Dataset rows about figures

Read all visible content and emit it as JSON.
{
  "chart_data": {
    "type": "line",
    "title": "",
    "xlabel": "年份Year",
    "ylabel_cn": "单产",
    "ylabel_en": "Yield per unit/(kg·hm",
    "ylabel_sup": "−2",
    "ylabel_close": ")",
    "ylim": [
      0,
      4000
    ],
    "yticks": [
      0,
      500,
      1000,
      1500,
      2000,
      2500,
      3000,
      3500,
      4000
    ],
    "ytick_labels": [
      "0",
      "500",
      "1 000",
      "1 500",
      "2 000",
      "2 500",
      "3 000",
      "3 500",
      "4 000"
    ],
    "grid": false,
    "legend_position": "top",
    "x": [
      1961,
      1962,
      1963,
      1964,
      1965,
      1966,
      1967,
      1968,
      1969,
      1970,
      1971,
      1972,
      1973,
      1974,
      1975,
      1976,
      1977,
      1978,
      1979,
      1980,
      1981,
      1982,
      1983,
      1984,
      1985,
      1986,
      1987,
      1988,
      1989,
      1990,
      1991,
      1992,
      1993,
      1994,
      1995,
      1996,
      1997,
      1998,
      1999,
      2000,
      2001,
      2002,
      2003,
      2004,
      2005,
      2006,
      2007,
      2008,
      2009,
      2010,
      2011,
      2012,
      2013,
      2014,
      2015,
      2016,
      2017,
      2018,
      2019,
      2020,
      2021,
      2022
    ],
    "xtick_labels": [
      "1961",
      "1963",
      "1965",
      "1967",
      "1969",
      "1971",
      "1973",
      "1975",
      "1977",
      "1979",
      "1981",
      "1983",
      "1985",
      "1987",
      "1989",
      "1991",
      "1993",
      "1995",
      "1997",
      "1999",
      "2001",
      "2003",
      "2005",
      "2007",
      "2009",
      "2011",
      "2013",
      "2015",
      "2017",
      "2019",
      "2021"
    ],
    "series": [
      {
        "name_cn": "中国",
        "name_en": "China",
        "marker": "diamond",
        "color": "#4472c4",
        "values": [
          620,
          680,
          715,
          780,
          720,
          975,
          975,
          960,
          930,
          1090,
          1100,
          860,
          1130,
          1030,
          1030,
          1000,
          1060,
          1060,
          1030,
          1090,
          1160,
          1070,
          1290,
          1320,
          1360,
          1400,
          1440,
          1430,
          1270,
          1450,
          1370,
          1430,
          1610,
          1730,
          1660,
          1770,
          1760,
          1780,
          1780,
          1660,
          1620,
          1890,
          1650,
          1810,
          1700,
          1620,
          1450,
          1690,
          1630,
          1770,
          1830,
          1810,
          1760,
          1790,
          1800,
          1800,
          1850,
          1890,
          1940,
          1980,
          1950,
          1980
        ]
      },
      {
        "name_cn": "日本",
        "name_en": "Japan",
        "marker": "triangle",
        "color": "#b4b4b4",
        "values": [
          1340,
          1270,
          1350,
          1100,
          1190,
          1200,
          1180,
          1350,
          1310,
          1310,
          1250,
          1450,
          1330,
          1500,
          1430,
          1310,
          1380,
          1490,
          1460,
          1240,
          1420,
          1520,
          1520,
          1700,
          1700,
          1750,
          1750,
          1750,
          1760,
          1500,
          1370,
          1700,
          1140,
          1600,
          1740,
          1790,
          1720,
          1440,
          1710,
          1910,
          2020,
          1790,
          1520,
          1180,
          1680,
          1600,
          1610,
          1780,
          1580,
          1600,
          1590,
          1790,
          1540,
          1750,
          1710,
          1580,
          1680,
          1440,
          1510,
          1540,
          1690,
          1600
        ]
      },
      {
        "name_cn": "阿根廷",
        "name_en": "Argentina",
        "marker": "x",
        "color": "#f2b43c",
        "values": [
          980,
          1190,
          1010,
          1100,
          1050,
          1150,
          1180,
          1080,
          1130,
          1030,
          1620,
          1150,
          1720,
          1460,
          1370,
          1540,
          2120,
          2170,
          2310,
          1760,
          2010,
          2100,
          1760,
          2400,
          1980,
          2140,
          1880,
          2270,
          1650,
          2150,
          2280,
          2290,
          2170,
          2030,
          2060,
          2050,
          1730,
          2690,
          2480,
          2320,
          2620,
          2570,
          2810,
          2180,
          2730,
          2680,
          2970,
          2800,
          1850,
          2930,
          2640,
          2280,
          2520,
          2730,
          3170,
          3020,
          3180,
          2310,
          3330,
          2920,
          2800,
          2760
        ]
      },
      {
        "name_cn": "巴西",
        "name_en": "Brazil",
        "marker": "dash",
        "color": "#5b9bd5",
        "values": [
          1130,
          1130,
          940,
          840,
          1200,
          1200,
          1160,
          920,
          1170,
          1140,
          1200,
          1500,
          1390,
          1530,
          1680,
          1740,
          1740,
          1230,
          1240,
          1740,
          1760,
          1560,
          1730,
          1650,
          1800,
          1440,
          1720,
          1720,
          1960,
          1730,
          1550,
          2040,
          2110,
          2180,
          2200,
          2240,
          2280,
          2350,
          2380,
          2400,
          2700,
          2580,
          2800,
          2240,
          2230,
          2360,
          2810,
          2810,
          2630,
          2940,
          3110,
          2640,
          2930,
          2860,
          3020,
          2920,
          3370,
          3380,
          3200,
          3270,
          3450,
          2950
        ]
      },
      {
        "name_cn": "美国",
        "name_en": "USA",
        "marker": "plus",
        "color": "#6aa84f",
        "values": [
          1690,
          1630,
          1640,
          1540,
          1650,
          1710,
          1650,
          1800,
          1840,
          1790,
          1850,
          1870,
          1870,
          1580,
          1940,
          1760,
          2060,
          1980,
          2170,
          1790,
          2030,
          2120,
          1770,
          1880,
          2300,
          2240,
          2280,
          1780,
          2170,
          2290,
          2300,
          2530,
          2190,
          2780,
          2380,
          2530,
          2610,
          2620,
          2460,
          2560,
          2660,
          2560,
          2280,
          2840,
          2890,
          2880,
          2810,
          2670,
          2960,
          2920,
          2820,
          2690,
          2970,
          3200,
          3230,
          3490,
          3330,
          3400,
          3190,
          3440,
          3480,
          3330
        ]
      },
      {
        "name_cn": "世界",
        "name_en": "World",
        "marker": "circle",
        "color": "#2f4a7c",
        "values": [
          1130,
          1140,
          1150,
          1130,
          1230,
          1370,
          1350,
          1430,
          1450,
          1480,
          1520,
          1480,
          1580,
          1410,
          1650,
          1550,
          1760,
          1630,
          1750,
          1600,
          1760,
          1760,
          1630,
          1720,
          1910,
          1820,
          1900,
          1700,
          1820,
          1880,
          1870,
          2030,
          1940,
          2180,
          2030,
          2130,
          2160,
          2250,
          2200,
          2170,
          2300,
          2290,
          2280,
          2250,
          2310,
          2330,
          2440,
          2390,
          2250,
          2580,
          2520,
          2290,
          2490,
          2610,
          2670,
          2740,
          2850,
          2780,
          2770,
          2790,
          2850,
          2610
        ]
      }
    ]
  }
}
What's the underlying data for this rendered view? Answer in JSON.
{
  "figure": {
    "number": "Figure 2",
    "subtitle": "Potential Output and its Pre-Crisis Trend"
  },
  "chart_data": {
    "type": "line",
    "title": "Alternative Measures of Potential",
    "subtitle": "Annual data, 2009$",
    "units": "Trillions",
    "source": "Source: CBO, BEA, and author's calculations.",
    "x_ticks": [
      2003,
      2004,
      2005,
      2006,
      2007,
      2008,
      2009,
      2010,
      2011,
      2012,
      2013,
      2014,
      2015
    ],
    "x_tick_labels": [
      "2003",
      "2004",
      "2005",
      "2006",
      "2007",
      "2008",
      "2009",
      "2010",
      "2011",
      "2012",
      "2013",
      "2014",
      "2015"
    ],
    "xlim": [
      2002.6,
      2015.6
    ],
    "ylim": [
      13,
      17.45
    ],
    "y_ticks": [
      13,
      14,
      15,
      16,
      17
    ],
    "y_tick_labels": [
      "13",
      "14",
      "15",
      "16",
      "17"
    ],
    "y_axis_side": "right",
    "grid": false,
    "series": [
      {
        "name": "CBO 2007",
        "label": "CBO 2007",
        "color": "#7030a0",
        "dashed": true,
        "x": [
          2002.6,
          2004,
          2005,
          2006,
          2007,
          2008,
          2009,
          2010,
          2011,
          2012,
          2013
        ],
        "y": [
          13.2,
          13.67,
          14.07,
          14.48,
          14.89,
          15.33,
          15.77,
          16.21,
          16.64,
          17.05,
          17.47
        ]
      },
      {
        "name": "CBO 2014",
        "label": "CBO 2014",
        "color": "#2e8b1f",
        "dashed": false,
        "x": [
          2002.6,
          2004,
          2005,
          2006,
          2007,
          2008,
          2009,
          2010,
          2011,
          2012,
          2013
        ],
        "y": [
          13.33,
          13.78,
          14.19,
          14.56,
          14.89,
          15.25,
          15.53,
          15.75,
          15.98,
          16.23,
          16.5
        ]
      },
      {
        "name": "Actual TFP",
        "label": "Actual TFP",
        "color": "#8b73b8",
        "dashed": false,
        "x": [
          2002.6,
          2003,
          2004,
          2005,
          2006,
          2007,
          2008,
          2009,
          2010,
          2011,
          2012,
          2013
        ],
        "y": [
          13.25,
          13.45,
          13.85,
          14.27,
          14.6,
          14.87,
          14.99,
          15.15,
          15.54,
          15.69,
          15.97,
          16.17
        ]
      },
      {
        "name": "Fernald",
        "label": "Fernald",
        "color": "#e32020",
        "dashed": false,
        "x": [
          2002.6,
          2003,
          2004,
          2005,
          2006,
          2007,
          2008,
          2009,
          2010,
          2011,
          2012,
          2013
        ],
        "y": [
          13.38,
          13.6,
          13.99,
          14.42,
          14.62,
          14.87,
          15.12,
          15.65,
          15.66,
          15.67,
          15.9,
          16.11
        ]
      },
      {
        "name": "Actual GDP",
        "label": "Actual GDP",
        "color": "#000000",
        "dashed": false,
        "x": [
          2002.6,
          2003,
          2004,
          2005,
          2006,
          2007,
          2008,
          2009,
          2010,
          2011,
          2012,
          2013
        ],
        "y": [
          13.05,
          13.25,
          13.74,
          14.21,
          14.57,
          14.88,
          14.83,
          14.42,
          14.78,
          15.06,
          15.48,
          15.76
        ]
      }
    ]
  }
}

_EXERCISE DIRECTIONS:_ Which lines of the data include "JSON"? Copy each of them.

_ANSWER TO THE TASK:_
Read all visible content and emit it as JSON.
What's the underlying data for this rendered view? Answer in JSON.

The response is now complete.